### Data supplied:

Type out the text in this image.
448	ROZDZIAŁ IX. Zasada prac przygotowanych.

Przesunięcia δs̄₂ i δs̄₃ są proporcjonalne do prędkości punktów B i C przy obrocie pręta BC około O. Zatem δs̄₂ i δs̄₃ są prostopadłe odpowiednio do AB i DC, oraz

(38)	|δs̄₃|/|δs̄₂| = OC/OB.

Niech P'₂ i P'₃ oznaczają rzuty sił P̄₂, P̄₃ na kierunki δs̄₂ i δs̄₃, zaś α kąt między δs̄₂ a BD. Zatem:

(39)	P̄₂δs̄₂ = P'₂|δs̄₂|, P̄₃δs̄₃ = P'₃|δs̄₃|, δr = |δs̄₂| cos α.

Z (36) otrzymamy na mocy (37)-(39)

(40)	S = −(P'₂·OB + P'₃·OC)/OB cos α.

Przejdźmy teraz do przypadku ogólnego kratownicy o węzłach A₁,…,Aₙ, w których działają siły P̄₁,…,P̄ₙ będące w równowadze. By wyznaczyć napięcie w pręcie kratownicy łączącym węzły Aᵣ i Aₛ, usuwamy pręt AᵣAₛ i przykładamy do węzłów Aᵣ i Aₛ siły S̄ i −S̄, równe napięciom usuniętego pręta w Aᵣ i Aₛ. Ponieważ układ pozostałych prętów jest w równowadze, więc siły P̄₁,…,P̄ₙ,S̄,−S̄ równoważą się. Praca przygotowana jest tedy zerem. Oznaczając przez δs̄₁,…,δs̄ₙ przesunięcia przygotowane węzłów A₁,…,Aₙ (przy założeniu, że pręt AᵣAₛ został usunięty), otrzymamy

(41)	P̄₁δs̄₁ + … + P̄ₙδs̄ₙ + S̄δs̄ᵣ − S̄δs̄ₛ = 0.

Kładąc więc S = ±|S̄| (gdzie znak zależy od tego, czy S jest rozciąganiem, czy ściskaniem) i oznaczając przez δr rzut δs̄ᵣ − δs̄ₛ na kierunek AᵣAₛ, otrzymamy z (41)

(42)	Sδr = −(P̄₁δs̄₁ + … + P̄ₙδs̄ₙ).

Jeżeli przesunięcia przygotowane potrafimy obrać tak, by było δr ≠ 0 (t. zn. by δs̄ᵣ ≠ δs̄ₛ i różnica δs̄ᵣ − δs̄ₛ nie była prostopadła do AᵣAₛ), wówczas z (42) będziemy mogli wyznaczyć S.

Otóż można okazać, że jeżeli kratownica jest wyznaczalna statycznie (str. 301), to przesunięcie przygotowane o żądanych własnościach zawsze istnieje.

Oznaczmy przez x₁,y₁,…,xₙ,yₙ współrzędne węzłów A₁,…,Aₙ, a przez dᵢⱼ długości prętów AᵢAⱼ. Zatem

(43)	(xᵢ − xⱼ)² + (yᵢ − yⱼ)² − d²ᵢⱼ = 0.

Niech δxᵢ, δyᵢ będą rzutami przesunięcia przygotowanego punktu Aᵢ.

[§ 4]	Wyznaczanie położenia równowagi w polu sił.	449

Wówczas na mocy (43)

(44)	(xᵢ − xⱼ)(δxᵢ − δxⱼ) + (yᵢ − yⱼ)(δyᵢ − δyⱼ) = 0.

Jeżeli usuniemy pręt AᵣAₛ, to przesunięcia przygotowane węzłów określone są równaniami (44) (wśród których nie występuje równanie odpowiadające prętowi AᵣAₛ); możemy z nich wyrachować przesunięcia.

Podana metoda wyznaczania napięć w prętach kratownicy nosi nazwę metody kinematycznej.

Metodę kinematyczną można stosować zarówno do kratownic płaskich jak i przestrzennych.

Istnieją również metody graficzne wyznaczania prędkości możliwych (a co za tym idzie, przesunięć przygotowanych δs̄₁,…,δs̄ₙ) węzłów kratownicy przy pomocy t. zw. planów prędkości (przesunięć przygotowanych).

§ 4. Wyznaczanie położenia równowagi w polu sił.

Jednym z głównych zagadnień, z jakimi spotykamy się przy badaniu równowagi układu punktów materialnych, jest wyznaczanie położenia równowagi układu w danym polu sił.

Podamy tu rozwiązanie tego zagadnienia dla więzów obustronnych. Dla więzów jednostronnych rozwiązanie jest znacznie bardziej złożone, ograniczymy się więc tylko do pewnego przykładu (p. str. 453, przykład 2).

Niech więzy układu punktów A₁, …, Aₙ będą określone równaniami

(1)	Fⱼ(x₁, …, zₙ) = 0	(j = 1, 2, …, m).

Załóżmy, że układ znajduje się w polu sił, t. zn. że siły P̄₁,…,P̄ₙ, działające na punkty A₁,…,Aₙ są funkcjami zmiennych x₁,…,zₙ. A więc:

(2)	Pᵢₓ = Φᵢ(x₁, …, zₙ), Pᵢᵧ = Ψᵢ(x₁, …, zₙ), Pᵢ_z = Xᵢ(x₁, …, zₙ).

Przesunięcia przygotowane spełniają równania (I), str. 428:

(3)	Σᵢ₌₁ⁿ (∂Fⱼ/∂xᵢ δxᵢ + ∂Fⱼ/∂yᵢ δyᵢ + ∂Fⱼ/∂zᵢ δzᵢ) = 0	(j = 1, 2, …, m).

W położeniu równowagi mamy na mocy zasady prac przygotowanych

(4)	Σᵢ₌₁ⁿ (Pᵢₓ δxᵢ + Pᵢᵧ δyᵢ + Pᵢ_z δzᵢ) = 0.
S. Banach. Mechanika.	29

### Aim:
All of the data must be returned exactly.

### Task solution:
Type out the text in this image.
448	ROZDZIAŁ IX. Zasada prac przygotowanych.

Przesunięcia δs̄₂ i δs̄₃ są proporcjonalne do prędkości punktów B i C przy obrocie pręta BC około O. Zatem δs̄₂ i δs̄₃ są prostopadłe odpowiednio do AB i DC, oraz

(38)	|δs̄₃|/|δs̄₂| = OC/OB.

Niech P'₂ i P'₃ oznaczają rzuty sił P̄₂, P̄₃ na kierunki δs̄₂ i δs̄₃, zaś α kąt między δs̄₂ a BD. Zatem:

(39)	P̄₂δs̄₂ = P'₂|δs̄₂|, P̄₃δs̄₃ = P'₃|δs̄₃|, δr = |δs̄₂| cos α.

Z (36) otrzymamy na mocy (37)-(39)

(40)	S = −(P'₂·OB + P'₃·OC)/OB cos α.

Przejdźmy teraz do przypadku ogólnego kratownicy o węzłach A₁,…,Aₙ, w których działają siły P̄₁,…,P̄ₙ będące w równowadze. By wyznaczyć napięcie w pręcie kratownicy łączącym węzły Aᵣ i Aₛ, usuwamy pręt AᵣAₛ i przykładamy do węzłów Aᵣ i Aₛ siły S̄ i −S̄, równe napięciom usuniętego pręta w Aᵣ i Aₛ. Ponieważ układ pozostałych prętów jest w równowadze, więc siły P̄₁,…,P̄ₙ,S̄,−S̄ równoważą się. Praca przygotowana jest tedy zerem. Oznaczając przez δs̄₁,…,δs̄ₙ przesunięcia przygotowane węzłów A₁,…,Aₙ (przy założeniu, że pręt AᵣAₛ został usunięty), otrzymamy

(41)	P̄₁δs̄₁ + … + P̄ₙδs̄ₙ + S̄δs̄ᵣ − S̄δs̄ₛ = 0.

Kładąc więc S = ±|S̄| (gdzie znak zależy od tego, czy S jest rozciąganiem, czy ściskaniem) i oznaczając przez δr rzut δs̄ᵣ − δs̄ₛ na kierunek AᵣAₛ, otrzymamy z (41)

(42)	Sδr = −(P̄₁δs̄₁ + … + P̄ₙδs̄ₙ).

Jeżeli przesunięcia przygotowane potrafimy obrać tak, by było δr ≠ 0 (t. zn. by δs̄ᵣ ≠ δs̄ₛ i różnica δs̄ᵣ − δs̄ₛ nie była prostopadła do AᵣAₛ), wówczas z (42) będziemy mogli wyznaczyć S.

Otóż można okazać, że jeżeli kratownica jest wyznaczalna statycznie (str. 301), to przesunięcie przygotowane o żądanych własnościach zawsze istnieje.

Oznaczmy przez x₁,y₁,…,xₙ,yₙ współrzędne węzłów A₁,…,Aₙ, a przez dᵢⱼ długości prętów AᵢAⱼ. Zatem

(43)	(xᵢ − xⱼ)² + (yᵢ − yⱼ)² − d²ᵢⱼ = 0.

Niech δxᵢ, δyᵢ będą rzutami przesunięcia przygotowanego punktu Aᵢ.

[§ 4]	Wyznaczanie położenia równowagi w polu sił.	449

Wówczas na mocy (43)

(44)	(xᵢ − xⱼ)(δxᵢ − δxⱼ) + (yᵢ − yⱼ)(δyᵢ − δyⱼ) = 0.

Jeżeli usuniemy pręt AᵣAₛ, to przesunięcia przygotowane węzłów określone są równaniami (44) (wśród których nie występuje równanie odpowiadające prętowi AᵣAₛ); możemy z nich wyrachować przesunięcia.

Podana metoda wyznaczania napięć w prętach kratownicy nosi nazwę metody kinematycznej.

Metodę kinematyczną można stosować zarówno do kratownic płaskich jak i przestrzennych.

Istnieją również metody graficzne wyznaczania prędkości możliwych (a co za tym idzie, przesunięć przygotowanych δs̄₁,…,δs̄ₙ) węzłów kratownicy przy pomocy t. zw. planów prędkości (przesunięć przygotowanych).

§ 4. Wyznaczanie położenia równowagi w polu sił.

Jednym z głównych zagadnień, z jakimi spotykamy się przy badaniu równowagi układu punktów materialnych, jest wyznaczanie położenia równowagi układu w danym polu sił.

Podamy tu rozwiązanie tego zagadnienia dla więzów obustronnych. Dla więzów jednostronnych rozwiązanie jest znacznie bardziej złożone, ograniczymy się więc tylko do pewnego przykładu (p. str. 453, przykład 2).

Niech więzy układu punktów A₁, …, Aₙ będą określone równaniami

(1)	Fⱼ(x₁, …, zₙ) = 0	(j = 1, 2, …, m).

Załóżmy, że układ znajduje się w polu sił, t. zn. że siły P̄₁,…,P̄ₙ, działające na punkty A₁,…,Aₙ są funkcjami zmiennych x₁,…,zₙ. A więc:

(2)	Pᵢₓ = Φᵢ(x₁, …, zₙ), Pᵢᵧ = Ψᵢ(x₁, …, zₙ), Pᵢ_z = Xᵢ(x₁, …, zₙ).

Przesunięcia przygotowane spełniają równania (I), str. 428:

(3)	Σᵢ₌₁ⁿ (∂Fⱼ/∂xᵢ δxᵢ + ∂Fⱼ/∂yᵢ δyᵢ + ∂Fⱼ/∂zᵢ δzᵢ) = 0	(j = 1, 2, …, m).

W położeniu równowagi mamy na mocy zasady prac przygotowanych

(4)	Σᵢ₌₁ⁿ (Pᵢₓ δxᵢ + Pᵢᵧ δyᵢ + Pᵢ_z δzᵢ) = 0.
S. Banach. Mechanika.	29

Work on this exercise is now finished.